Aim = Identify the lines that contain the word "rated" and copy each one.

[Extracted records]

--

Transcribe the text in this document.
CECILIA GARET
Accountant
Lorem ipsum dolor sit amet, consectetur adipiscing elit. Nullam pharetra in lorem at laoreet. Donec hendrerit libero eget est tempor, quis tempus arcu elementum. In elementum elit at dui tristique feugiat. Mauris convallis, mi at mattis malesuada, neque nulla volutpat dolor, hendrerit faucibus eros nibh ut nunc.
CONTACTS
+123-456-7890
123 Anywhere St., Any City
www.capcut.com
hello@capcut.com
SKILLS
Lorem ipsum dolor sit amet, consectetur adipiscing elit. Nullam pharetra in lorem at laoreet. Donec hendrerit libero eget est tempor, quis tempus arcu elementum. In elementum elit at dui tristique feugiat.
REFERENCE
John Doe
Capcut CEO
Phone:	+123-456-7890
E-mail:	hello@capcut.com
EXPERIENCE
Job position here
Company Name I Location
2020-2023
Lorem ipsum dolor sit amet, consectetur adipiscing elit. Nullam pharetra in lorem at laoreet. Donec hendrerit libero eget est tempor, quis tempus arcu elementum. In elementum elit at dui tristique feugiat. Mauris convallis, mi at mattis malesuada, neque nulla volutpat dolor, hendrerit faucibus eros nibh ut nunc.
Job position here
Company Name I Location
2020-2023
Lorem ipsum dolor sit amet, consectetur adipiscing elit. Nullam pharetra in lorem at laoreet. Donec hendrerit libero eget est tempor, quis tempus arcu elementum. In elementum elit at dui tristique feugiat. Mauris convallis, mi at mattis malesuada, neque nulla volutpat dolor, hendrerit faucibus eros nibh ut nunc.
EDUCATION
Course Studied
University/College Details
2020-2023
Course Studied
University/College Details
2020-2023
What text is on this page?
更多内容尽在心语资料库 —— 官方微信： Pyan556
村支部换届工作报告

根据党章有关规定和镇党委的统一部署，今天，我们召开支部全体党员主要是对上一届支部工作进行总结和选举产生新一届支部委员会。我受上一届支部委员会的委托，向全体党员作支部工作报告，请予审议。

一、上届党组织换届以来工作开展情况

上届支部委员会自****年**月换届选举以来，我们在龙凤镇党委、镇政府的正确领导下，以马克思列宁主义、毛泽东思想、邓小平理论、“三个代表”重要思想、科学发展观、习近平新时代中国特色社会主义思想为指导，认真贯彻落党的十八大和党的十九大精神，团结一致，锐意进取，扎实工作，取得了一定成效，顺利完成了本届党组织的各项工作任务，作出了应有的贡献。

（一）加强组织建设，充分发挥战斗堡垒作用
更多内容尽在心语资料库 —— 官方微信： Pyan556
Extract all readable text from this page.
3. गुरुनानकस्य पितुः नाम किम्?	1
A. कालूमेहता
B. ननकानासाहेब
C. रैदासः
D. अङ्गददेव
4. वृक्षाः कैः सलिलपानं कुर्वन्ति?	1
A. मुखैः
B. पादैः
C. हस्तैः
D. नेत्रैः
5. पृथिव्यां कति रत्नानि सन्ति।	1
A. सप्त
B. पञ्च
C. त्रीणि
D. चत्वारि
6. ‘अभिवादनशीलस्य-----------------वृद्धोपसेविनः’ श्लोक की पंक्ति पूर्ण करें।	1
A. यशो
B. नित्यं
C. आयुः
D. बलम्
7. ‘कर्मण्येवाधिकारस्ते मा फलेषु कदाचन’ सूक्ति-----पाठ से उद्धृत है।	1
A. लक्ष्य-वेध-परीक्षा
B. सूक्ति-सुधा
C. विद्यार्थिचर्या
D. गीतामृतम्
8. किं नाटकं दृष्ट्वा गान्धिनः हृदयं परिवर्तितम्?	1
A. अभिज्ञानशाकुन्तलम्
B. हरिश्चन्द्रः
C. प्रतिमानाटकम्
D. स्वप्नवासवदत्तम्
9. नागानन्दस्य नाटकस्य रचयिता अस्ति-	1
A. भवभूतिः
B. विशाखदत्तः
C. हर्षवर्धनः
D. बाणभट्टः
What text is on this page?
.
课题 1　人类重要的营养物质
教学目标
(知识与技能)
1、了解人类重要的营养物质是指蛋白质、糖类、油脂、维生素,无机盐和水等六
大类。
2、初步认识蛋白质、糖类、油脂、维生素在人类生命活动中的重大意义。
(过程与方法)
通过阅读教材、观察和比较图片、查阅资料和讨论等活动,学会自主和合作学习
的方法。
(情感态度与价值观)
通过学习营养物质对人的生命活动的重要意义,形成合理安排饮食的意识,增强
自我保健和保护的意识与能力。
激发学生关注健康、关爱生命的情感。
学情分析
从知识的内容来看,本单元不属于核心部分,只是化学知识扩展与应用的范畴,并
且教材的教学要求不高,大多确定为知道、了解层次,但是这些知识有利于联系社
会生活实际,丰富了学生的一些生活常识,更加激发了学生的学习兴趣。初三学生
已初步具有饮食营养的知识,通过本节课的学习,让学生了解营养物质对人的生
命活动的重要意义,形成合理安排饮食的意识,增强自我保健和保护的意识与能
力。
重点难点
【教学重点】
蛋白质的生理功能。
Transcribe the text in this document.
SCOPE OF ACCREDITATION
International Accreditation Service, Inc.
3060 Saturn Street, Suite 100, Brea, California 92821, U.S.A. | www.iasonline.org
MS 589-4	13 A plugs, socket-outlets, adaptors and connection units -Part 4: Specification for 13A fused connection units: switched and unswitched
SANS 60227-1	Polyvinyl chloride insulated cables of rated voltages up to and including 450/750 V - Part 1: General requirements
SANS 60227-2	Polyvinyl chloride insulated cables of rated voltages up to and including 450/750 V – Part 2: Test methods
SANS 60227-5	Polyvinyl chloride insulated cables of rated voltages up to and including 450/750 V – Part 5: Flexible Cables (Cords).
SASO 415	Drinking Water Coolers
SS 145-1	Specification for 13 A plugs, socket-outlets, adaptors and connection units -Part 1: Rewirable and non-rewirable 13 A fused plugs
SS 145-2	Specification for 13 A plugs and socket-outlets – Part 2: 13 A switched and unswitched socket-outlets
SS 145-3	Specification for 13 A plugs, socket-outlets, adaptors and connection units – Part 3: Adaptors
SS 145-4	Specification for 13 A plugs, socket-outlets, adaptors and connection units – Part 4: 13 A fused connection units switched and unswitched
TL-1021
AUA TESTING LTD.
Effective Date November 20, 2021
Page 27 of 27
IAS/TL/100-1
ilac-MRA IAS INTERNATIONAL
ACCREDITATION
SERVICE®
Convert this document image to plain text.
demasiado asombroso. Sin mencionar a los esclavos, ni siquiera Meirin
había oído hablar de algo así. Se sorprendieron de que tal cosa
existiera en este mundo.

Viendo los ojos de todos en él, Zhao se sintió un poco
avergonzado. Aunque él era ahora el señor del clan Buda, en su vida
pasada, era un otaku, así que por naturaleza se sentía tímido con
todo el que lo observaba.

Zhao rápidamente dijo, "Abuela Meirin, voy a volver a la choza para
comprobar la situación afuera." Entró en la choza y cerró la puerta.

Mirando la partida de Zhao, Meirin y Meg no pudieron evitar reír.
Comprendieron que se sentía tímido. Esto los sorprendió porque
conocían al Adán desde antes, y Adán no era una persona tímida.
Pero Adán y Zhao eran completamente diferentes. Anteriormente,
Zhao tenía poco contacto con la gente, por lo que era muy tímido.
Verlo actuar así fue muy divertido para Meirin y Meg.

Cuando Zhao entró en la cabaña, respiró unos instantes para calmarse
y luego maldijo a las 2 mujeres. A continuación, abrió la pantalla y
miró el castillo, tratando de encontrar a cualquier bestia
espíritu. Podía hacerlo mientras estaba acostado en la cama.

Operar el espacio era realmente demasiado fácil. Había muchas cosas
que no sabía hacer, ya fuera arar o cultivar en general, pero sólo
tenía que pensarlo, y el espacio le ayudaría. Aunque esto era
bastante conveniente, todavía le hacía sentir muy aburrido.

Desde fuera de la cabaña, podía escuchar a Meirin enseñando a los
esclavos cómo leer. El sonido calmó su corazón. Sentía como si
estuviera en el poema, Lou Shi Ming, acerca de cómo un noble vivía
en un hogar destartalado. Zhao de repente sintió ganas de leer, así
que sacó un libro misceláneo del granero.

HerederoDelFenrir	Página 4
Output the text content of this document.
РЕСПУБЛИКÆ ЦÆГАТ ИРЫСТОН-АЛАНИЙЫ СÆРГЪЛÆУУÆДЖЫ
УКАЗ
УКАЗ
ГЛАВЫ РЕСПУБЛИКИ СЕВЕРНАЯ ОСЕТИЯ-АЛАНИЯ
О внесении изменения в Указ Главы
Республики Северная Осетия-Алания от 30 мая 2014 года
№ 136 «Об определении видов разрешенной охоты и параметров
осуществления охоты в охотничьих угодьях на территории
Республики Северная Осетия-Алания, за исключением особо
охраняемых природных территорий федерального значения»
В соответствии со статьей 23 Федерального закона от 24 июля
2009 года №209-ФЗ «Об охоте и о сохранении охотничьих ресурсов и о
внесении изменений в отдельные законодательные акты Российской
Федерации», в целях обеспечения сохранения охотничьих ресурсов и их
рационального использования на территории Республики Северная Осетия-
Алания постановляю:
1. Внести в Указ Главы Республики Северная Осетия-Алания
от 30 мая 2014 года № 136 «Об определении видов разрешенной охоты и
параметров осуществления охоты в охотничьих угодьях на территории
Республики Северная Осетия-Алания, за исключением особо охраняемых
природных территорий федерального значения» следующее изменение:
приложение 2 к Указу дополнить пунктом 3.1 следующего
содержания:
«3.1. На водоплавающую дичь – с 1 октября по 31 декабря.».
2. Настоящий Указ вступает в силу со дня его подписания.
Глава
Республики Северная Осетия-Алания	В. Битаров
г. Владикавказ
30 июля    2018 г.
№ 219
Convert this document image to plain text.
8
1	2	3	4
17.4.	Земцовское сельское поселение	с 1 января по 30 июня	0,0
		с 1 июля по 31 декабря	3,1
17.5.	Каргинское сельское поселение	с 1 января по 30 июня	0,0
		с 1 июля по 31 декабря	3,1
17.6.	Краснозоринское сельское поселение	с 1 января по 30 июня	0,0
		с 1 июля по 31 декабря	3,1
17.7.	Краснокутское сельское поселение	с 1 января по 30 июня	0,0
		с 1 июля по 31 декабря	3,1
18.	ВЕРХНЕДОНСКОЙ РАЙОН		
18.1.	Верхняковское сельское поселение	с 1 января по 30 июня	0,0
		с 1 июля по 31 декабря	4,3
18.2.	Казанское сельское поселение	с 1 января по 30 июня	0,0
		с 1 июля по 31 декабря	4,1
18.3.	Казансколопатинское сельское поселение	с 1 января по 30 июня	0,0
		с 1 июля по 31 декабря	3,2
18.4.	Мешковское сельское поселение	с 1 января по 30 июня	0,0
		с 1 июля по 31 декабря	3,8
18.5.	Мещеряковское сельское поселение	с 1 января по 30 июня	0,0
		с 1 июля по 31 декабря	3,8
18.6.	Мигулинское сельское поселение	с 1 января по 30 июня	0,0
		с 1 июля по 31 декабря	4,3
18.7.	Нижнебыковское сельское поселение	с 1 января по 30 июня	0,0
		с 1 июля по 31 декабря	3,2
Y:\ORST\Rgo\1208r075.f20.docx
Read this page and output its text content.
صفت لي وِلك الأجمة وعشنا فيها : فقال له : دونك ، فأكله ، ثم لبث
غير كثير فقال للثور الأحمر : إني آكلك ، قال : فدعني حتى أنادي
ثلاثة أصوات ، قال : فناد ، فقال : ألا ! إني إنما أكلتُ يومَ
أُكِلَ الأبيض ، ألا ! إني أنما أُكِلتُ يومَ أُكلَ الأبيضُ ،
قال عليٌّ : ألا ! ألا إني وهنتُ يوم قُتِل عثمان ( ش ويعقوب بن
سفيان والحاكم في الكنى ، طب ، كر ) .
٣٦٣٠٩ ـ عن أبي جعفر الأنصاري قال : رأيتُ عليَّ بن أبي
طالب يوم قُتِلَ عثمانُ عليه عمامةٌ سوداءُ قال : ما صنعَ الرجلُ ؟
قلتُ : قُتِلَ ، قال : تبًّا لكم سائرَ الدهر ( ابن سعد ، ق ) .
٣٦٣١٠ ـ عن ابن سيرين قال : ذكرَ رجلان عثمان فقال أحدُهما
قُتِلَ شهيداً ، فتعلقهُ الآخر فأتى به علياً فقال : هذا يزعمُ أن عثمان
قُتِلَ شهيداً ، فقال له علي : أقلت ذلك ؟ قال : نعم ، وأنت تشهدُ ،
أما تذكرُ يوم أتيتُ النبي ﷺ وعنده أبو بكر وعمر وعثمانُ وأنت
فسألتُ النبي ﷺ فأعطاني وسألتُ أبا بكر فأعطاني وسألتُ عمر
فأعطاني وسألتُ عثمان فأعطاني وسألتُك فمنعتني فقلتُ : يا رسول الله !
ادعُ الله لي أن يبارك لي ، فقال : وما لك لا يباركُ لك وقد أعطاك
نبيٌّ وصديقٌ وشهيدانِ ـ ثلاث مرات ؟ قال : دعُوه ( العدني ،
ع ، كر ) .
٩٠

--

Correct result =
SANS 60227-1	Polyvinyl chloride insulated cables of rated voltages up to and including 450/750 V - Part 1: General requirements
SANS 60227-2	Polyvinyl chloride insulated cables of rated voltages up to and including 450/750 V – Part 2: Test methods
SANS 60227-5	Polyvinyl chloride insulated cables of rated voltages up to and including 450/750 V – Part 5: Flexible Cables (Cords).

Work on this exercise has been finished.